• [Instructions for the task]:
Your task is to transcribe all the entries exactly, excluding pictures.

** BEGIN **

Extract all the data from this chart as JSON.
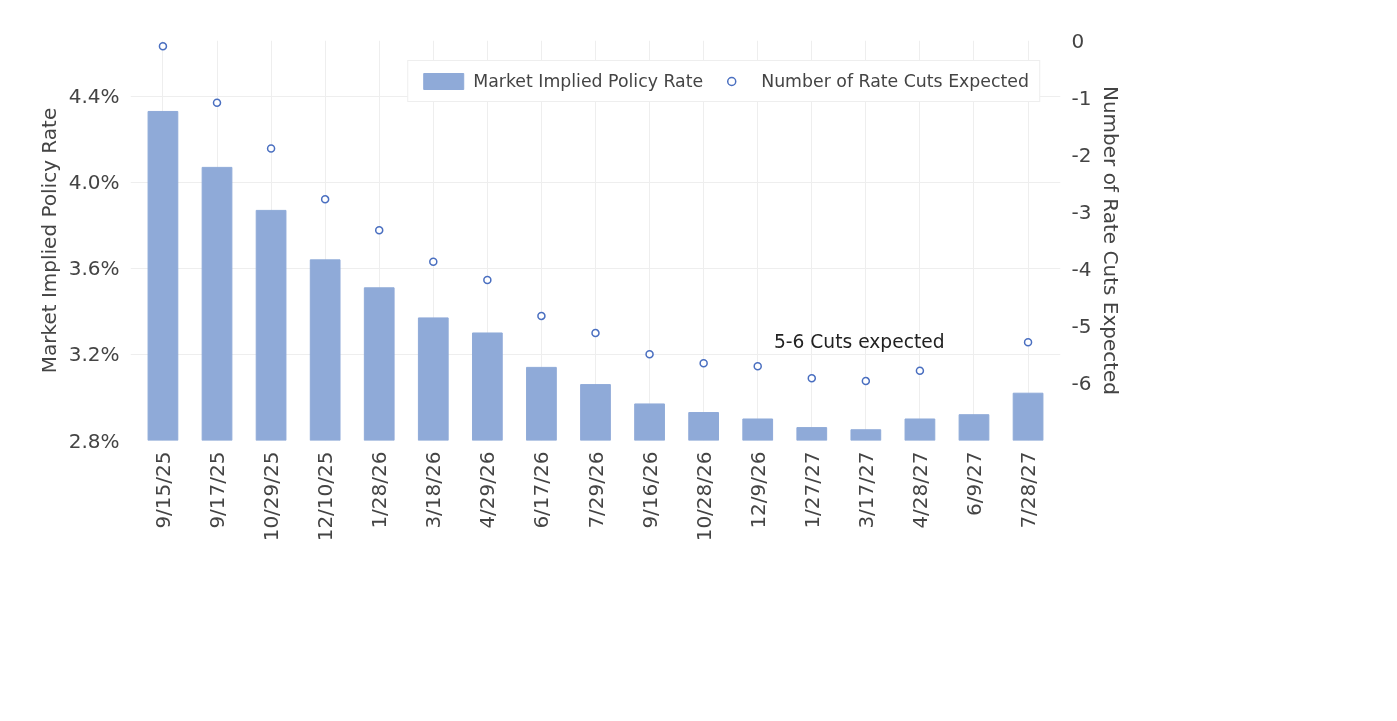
{
  "chart_data": {
    "type": "bar",
    "ylabel": "Market Implied Policy Rate",
    "y2label": "Number of Rate Cuts Expected",
    "categories": [
      "9/15/25",
      "9/17/25",
      "10/29/25",
      "12/10/25",
      "1/28/26",
      "3/18/26",
      "4/29/26",
      "6/17/26",
      "7/29/26",
      "9/16/26",
      "10/28/26",
      "12/9/26",
      "1/27/27",
      "3/17/27",
      "4/28/27",
      "6/9/27",
      "7/28/27"
    ],
    "series": [
      {
        "name": "Market Implied Policy Rate",
        "color": "#8faad8",
        "values": [
          4.33,
          4.07,
          3.87,
          3.64,
          3.51,
          3.37,
          3.3,
          3.14,
          3.06,
          2.97,
          2.93,
          2.9,
          2.86,
          2.85,
          2.9,
          2.92,
          3.02
        ]
      },
      {
        "name": "Number of Rate Cuts Expected",
        "type": "scatter",
        "axis": "y2",
        "marker": "circle",
        "color": "#4a6fc0",
        "values": [
          -0.1,
          -1.09,
          -1.89,
          -2.78,
          -3.32,
          -3.87,
          -4.19,
          -4.82,
          -5.12,
          -5.49,
          -5.65,
          -5.7,
          -5.91,
          -5.96,
          -5.78,
          null,
          -5.28
        ]
      }
    ],
    "ylim": [
      2.8,
      4.66
    ],
    "yticks": [
      {
        "value": 2.8,
        "label": "2.8%"
      },
      {
        "value": 3.2,
        "label": "3.2%"
      },
      {
        "value": 3.6,
        "label": "3.6%"
      },
      {
        "value": 4.0,
        "label": "4.0%"
      },
      {
        "value": 4.4,
        "label": "4.4%"
      }
    ],
    "y2lim": [
      -7,
      0
    ],
    "y2ticks": [
      -6,
      -5,
      -4,
      -3,
      -2,
      -1,
      0
    ],
    "annotations": [
      "5-6 Cuts expected"
    ],
    "grid": true,
    "legend": "top right"
  }
}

** END **

• [Result of this exercise]:
Extract all the data from this chart as JSON.
{
  "chart_data": {
    "type": "bar",
    "ylabel": "Market Implied Policy Rate",
    "y2label": "Number of Rate Cuts Expected",
    "categories": [
      "9/15/25",
      "9/17/25",
      "10/29/25",
      "12/10/25",
      "1/28/26",
      "3/18/26",
      "4/29/26",
      "6/17/26",
      "7/29/26",
      "9/16/26",
      "10/28/26",
      "12/9/26",
      "1/27/27",
      "3/17/27",
      "4/28/27",
      "6/9/27",
      "7/28/27"
    ],
    "series": [
      {
        "name": "Market Implied Policy Rate",
        "color": "#8faad8",
        "values": [
          4.33,
          4.07,
          3.87,
          3.64,
          3.51,
          3.37,
          3.3,
          3.14,
          3.06,
          2.97,
          2.93,
          2.9,
          2.86,
          2.85,
          2.9,
          2.92,
          3.02
        ]
      },
      {
        "name": "Number of Rate Cuts Expected",
        "type": "scatter",
        "axis": "y2",
        "marker": "circle",
        "color": "#4a6fc0",
        "values": [
          -0.1,
          -1.09,
          -1.89,
          -2.78,
          -3.32,
          -3.87,
          -4.19,
          -4.82,
          -5.12,
          -5.49,
          -5.65,
          -5.7,
          -5.91,
          -5.96,
          -5.78,
          null,
          -5.28
        ]
      }
    ],
    "ylim": [
      2.8,
      4.66
    ],
    "yticks": [
      {
        "value": 2.8,
        "label": "2.8%"
      },
      {
        "value": 3.2,
        "label": "3.2%"
      },
      {
        "value": 3.6,
        "label": "3.6%"
      },
      {
        "value": 4.0,
        "label": "4.0%"
      },
      {
        "value": 4.4,
        "label": "4.4%"
      }
    ],
    "y2lim": [
      -7,
      0
    ],
    "y2ticks": [
      -6,
      -5,
      -4,
      -3,
      -2,
      -1,
      0
    ],
    "annotations": [
      "5-6 Cuts expected"
    ],
    "grid": true,
    "legend": "top right"
  }
}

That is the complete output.